(Data excerpts)

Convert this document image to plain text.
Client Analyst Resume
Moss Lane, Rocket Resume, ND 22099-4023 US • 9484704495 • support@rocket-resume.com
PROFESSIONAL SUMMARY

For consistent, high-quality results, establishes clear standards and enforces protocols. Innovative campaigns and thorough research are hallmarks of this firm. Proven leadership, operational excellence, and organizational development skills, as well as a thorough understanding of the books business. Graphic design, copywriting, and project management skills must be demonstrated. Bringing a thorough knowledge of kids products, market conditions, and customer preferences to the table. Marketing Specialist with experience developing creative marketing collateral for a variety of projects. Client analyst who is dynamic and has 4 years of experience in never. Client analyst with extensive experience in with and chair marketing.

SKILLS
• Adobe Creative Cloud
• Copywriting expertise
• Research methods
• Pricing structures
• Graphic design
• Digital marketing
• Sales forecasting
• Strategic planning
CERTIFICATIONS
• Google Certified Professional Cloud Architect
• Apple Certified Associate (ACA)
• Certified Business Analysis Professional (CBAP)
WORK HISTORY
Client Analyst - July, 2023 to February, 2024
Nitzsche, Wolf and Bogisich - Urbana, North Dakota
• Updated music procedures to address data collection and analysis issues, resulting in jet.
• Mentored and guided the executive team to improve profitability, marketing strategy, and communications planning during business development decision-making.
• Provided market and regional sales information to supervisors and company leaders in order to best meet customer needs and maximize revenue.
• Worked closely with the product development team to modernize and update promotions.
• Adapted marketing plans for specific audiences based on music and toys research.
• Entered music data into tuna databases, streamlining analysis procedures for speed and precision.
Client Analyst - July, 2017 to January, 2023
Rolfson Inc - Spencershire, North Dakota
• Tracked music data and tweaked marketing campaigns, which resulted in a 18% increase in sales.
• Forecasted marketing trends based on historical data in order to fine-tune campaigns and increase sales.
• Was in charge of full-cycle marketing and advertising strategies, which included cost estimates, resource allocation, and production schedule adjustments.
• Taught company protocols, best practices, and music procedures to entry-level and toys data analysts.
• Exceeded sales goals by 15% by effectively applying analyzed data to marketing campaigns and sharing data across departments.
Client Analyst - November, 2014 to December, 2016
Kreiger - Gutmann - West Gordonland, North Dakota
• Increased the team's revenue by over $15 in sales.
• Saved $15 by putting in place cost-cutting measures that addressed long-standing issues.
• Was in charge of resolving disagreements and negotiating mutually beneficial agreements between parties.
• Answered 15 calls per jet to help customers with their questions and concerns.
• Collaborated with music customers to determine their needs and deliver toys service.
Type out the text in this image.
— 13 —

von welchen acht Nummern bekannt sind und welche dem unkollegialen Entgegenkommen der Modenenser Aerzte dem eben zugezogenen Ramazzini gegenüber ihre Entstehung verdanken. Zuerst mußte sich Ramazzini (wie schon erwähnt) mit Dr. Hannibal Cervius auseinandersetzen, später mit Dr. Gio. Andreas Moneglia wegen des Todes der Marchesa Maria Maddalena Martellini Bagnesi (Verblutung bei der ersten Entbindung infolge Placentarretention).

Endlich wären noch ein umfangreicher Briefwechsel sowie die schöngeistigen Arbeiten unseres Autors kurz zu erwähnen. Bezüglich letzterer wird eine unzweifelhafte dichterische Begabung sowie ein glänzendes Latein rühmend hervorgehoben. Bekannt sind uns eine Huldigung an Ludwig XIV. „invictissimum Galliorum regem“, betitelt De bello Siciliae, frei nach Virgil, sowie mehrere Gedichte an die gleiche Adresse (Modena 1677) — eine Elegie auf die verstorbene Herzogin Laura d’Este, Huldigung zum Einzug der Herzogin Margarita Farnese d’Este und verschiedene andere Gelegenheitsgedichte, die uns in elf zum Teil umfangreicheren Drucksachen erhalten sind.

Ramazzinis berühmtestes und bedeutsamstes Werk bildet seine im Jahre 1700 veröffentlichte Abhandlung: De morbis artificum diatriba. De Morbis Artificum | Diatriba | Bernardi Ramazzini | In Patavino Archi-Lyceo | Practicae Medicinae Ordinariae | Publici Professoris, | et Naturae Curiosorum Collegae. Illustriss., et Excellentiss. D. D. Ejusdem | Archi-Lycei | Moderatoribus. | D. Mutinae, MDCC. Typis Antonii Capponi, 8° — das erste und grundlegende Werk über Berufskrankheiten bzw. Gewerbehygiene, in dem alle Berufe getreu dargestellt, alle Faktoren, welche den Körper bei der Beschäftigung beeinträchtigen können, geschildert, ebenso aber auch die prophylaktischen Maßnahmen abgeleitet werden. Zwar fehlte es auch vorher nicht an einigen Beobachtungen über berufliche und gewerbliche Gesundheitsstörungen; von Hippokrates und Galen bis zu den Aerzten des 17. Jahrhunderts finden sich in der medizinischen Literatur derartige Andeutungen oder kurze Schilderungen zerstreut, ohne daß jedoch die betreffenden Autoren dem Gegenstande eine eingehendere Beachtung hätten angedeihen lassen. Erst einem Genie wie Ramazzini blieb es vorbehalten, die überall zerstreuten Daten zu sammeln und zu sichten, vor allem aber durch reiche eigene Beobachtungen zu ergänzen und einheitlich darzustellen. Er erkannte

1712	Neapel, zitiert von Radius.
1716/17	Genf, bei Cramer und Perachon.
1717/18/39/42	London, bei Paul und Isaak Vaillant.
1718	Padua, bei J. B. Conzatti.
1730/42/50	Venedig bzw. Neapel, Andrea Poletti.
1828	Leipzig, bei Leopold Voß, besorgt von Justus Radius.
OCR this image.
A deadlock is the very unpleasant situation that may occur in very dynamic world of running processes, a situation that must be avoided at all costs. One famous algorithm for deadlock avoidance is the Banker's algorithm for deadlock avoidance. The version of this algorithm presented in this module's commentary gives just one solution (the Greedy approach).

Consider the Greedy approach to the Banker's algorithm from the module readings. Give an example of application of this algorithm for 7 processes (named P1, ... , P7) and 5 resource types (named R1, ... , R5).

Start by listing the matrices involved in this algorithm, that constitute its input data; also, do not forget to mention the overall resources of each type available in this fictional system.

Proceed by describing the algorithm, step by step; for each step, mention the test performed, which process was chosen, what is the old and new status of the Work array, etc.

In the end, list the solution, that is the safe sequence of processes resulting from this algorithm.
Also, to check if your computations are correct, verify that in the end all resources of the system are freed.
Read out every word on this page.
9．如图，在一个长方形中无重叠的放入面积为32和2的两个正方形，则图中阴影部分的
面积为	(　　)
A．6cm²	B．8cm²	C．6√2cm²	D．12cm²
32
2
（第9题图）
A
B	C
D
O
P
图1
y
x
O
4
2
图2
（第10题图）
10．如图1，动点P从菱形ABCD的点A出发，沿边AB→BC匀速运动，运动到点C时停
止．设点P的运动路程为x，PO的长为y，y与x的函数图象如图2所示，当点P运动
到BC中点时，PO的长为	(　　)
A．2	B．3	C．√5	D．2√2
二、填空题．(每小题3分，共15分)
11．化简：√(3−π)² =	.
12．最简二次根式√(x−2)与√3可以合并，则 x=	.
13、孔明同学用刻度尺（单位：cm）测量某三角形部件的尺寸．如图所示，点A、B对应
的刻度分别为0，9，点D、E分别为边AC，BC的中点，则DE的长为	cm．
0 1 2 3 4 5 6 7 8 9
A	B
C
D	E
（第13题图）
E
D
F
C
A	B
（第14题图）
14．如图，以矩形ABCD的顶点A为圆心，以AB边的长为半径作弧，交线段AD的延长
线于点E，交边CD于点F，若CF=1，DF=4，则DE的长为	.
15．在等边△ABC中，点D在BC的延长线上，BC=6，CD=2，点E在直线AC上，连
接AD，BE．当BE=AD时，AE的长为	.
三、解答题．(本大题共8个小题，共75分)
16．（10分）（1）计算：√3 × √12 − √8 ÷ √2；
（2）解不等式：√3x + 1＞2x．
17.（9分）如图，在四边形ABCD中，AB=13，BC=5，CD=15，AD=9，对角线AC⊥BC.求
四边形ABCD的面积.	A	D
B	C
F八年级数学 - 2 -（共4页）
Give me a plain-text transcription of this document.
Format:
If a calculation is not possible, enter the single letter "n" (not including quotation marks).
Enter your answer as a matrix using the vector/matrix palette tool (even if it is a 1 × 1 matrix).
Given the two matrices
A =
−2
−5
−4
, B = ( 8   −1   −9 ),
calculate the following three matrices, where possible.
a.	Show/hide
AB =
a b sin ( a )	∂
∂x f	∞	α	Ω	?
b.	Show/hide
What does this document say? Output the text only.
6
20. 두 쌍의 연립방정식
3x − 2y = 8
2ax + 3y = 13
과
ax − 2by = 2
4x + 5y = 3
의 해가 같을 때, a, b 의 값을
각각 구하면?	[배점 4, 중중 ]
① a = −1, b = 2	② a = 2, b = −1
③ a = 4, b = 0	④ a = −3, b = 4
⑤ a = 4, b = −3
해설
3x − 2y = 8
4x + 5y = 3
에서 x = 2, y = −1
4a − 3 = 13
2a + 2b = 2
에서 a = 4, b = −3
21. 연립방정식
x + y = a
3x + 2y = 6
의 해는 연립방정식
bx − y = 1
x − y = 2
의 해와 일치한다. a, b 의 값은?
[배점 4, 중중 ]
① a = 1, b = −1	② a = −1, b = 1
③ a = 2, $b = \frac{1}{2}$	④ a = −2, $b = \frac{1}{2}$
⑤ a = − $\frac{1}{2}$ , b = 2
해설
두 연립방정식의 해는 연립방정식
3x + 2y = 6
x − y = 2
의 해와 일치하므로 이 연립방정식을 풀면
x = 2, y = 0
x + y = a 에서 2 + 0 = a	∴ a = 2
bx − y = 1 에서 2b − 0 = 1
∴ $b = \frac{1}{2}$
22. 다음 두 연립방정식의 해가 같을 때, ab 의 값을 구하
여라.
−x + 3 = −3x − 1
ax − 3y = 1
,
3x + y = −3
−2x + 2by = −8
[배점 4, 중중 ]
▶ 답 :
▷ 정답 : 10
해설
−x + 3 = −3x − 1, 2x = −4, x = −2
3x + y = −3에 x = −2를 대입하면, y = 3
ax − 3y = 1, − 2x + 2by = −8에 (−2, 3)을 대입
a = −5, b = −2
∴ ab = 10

**Instructions for the task**
Tally up the lines in the records containing the word "North", then give the count and nothing else.

**Output of the task**
3